Short problem:
Extract every line of the records below and reproduce each one unchanged, in the same order.

Exercise input:
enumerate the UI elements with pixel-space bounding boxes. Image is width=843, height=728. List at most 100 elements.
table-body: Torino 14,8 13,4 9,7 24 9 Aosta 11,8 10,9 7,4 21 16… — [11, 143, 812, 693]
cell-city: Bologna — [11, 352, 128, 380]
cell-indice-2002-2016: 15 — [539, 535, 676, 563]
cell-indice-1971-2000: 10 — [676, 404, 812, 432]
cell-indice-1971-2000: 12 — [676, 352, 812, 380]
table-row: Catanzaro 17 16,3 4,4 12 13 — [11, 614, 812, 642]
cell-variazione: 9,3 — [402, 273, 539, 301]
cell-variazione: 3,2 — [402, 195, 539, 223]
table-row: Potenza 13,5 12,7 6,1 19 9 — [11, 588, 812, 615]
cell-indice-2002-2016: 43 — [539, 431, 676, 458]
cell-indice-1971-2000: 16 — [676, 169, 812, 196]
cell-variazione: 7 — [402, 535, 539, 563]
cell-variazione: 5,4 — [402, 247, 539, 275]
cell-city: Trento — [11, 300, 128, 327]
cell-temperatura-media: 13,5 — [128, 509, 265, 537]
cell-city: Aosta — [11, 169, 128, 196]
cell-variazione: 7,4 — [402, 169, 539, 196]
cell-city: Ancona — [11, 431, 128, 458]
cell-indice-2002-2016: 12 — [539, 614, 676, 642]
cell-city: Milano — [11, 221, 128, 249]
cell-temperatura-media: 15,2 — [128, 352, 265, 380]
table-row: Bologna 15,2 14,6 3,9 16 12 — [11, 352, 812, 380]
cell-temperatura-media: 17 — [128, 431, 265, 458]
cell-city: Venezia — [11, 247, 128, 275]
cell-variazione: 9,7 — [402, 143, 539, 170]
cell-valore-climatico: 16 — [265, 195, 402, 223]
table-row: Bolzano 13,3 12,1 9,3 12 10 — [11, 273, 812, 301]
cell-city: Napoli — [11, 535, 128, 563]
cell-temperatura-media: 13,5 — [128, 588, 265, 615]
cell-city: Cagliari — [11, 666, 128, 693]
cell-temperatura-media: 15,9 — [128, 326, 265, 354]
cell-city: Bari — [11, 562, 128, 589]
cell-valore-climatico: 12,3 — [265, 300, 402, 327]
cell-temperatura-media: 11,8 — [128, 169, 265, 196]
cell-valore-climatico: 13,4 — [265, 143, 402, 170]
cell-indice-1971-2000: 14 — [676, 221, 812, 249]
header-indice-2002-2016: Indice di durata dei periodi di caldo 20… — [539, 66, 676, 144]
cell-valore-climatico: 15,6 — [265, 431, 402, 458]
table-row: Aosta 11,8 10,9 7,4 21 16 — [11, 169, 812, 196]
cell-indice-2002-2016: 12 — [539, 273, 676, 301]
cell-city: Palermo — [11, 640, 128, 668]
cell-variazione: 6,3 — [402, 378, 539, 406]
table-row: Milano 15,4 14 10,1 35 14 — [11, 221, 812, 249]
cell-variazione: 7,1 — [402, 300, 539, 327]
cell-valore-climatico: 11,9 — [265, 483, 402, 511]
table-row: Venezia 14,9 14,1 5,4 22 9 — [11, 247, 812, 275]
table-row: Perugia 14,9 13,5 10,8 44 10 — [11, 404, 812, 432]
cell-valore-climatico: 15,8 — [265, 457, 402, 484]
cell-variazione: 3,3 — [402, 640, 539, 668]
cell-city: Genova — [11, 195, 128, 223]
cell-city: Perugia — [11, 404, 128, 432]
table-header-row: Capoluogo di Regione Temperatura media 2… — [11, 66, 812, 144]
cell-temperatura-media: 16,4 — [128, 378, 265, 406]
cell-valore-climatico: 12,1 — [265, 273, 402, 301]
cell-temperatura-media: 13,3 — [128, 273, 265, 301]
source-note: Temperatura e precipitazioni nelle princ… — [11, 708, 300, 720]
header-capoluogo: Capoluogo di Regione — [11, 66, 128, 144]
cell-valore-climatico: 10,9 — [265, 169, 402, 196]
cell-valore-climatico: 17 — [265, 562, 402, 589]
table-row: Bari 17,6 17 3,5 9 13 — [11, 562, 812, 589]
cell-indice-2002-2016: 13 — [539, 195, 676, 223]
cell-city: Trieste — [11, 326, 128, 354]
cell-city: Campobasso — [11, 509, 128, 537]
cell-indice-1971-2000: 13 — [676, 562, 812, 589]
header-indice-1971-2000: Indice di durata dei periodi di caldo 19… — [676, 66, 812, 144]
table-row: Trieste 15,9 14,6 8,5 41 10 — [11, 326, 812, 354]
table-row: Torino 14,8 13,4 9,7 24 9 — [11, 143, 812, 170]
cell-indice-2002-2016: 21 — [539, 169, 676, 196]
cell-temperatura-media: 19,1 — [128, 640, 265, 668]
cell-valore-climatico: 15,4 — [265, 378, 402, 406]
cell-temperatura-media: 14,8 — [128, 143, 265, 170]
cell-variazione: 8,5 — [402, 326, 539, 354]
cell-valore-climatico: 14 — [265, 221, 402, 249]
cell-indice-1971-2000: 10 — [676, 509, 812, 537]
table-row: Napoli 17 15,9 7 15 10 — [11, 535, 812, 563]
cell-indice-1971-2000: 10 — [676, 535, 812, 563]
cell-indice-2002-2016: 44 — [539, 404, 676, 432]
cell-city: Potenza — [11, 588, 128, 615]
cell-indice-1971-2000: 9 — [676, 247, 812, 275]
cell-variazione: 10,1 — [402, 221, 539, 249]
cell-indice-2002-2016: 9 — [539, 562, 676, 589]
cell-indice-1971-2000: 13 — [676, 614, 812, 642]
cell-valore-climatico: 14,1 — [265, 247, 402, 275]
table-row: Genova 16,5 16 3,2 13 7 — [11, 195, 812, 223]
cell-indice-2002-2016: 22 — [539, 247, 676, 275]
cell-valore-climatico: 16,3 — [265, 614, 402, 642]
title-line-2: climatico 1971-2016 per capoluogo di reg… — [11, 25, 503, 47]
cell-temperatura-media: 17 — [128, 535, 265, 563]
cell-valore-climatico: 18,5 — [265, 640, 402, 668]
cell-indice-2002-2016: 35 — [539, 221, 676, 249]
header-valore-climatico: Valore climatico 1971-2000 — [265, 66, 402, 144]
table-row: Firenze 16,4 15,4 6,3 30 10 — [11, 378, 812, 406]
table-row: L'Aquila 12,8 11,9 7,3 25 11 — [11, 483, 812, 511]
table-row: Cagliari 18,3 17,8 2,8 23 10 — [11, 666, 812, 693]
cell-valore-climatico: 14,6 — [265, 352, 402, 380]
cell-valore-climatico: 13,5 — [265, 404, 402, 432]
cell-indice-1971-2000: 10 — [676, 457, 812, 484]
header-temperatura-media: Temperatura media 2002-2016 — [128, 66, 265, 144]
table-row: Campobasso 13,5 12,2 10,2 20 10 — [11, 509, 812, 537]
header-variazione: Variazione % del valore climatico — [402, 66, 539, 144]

Exercise result:
enumerate the UI elements with pixel-space bounding boxes. Image is width=843, height=728. List at most 100 elements.
table-body: Torino 14,8 13,4 9,7 24 9 Aosta 11,8 10,9 7,4 21 16… — [11, 143, 812, 693]
cell-city: Bologna — [11, 352, 128, 380]
cell-indice-2002-2016: 15 — [539, 535, 676, 563]
cell-indice-1971-2000: 10 — [676, 404, 812, 432]
cell-indice-1971-2000: 12 — [676, 352, 812, 380]
table-row: Catanzaro 17 16,3 4,4 12 13 — [11, 614, 812, 642]
cell-variazione: 9,3 — [402, 273, 539, 301]
cell-variazione: 3,2 — [402, 195, 539, 223]
table-row: Potenza 13,5 12,7 6,1 19 9 — [11, 588, 812, 615]
cell-indice-2002-2016: 43 — [539, 431, 676, 458]
cell-indice-1971-2000: 16 — [676, 169, 812, 196]
cell-variazione: 7 — [402, 535, 539, 563]
cell-variazione: 5,4 — [402, 247, 539, 275]
cell-city: Trento — [11, 300, 128, 327]
cell-temperatura-media: 13,5 — [128, 509, 265, 537]
cell-city: Aosta — [11, 169, 128, 196]
cell-variazione: 7,4 — [402, 169, 539, 196]
cell-city: Ancona — [11, 431, 128, 458]
cell-indice-2002-2016: 12 — [539, 614, 676, 642]
cell-city: Milano — [11, 221, 128, 249]
cell-temperatura-media: 15,2 — [128, 352, 265, 380]
table-row: Bologna 15,2 14,6 3,9 16 12 — [11, 352, 812, 380]
cell-temperatura-media: 17 — [128, 431, 265, 458]
cell-city: Venezia — [11, 247, 128, 275]
cell-variazione: 9,7 — [402, 143, 539, 170]
cell-valore-climatico: 16 — [265, 195, 402, 223]
table-row: Bolzano 13,3 12,1 9,3 12 10 — [11, 273, 812, 301]
cell-city: Napoli — [11, 535, 128, 563]
cell-temperatura-media: 13,5 — [128, 588, 265, 615]
cell-city: Cagliari — [11, 666, 128, 693]
cell-temperatura-media: 15,9 — [128, 326, 265, 354]
cell-city: Bari — [11, 562, 128, 589]
cell-valore-climatico: 12,3 — [265, 300, 402, 327]
cell-temperatura-media: 11,8 — [128, 169, 265, 196]
cell-valore-climatico: 13,4 — [265, 143, 402, 170]
cell-indice-1971-2000: 14 — [676, 221, 812, 249]
header-indice-2002-2016: Indice di durata dei periodi di caldo 20… — [539, 66, 676, 144]
cell-valore-climatico: 15,6 — [265, 431, 402, 458]
table-row: Aosta 11,8 10,9 7,4 21 16 — [11, 169, 812, 196]
cell-indice-2002-2016: 12 — [539, 273, 676, 301]
cell-city: Palermo — [11, 640, 128, 668]
cell-variazione: 6,3 — [402, 378, 539, 406]
table-row: Milano 15,4 14 10,1 35 14 — [11, 221, 812, 249]
cell-variazione: 7,1 — [402, 300, 539, 327]
cell-valore-climatico: 11,9 — [265, 483, 402, 511]
table-row: Venezia 14,9 14,1 5,4 22 9 — [11, 247, 812, 275]
table-row: Perugia 14,9 13,5 10,8 44 10 — [11, 404, 812, 432]
cell-valore-climatico: 15,8 — [265, 457, 402, 484]
cell-variazione: 3,3 — [402, 640, 539, 668]
cell-city: Genova — [11, 195, 128, 223]
cell-city: Perugia — [11, 404, 128, 432]
table-header-row: Capoluogo di Regione Temperatura media 2… — [11, 66, 812, 144]
cell-temperatura-media: 16,4 — [128, 378, 265, 406]
cell-valore-climatico: 12,1 — [265, 273, 402, 301]
cell-temperatura-media: 13,3 — [128, 273, 265, 301]
source-note: Temperatura e precipitazioni nelle princ… — [11, 708, 300, 720]
header-capoluogo: Capoluogo di Regione — [11, 66, 128, 144]
cell-valore-climatico: 10,9 — [265, 169, 402, 196]
cell-valore-climatico: 17 — [265, 562, 402, 589]
table-row: Bari 17,6 17 3,5 9 13 — [11, 562, 812, 589]
cell-indice-2002-2016: 13 — [539, 195, 676, 223]
cell-city: Trieste — [11, 326, 128, 354]
cell-city: Campobasso — [11, 509, 128, 537]
cell-indice-1971-2000: 13 — [676, 562, 812, 589]
header-indice-1971-2000: Indice di durata dei periodi di caldo 19… — [676, 66, 812, 144]
table-row: Trieste 15,9 14,6 8,5 41 10 — [11, 326, 812, 354]
table-row: Torino 14,8 13,4 9,7 24 9 — [11, 143, 812, 170]
cell-indice-2002-2016: 21 — [539, 169, 676, 196]
cell-temperatura-media: 19,1 — [128, 640, 265, 668]
cell-valore-climatico: 15,4 — [265, 378, 402, 406]
cell-temperatura-media: 14,8 — [128, 143, 265, 170]
cell-variazione: 8,5 — [402, 326, 539, 354]
cell-valore-climatico: 14 — [265, 221, 402, 249]
cell-indice-1971-2000: 10 — [676, 509, 812, 537]
table-row: Napoli 17 15,9 7 15 10 — [11, 535, 812, 563]
cell-indice-1971-2000: 10 — [676, 535, 812, 563]
cell-indice-2002-2016: 44 — [539, 404, 676, 432]
cell-city: Potenza — [11, 588, 128, 615]
cell-indice-1971-2000: 9 — [676, 247, 812, 275]
cell-variazione: 10,1 — [402, 221, 539, 249]
cell-indice-2002-2016: 9 — [539, 562, 676, 589]
cell-indice-1971-2000: 13 — [676, 614, 812, 642]
cell-valore-climatico: 14,1 — [265, 247, 402, 275]
table-row: Genova 16,5 16 3,2 13 7 — [11, 195, 812, 223]
cell-indice-2002-2016: 22 — [539, 247, 676, 275]
cell-valore-climatico: 16,3 — [265, 614, 402, 642]
title-line-2: climatico 1971-2016 per capoluogo di reg… — [11, 25, 503, 47]
cell-temperatura-media: 17 — [128, 535, 265, 563]
cell-valore-climatico: 18,5 — [265, 640, 402, 668]
cell-indice-2002-2016: 35 — [539, 221, 676, 249]
header-valore-climatico: Valore climatico 1971-2000 — [265, 66, 402, 144]
table-row: Firenze 16,4 15,4 6,3 30 10 — [11, 378, 812, 406]
table-row: L'Aquila 12,8 11,9 7,3 25 11 — [11, 483, 812, 511]
table-row: Cagliari 18,3 17,8 2,8 23 10 — [11, 666, 812, 693]
cell-valore-climatico: 14,6 — [265, 352, 402, 380]
cell-valore-climatico: 13,5 — [265, 404, 402, 432]
cell-indice-1971-2000: 10 — [676, 457, 812, 484]
header-temperatura-media: Temperatura media 2002-2016 — [128, 66, 265, 144]
table-row: Campobasso 13,5 12,2 10,2 20 10 — [11, 509, 812, 537]
header-variazione: Variazione % del valore climatico — [402, 66, 539, 144]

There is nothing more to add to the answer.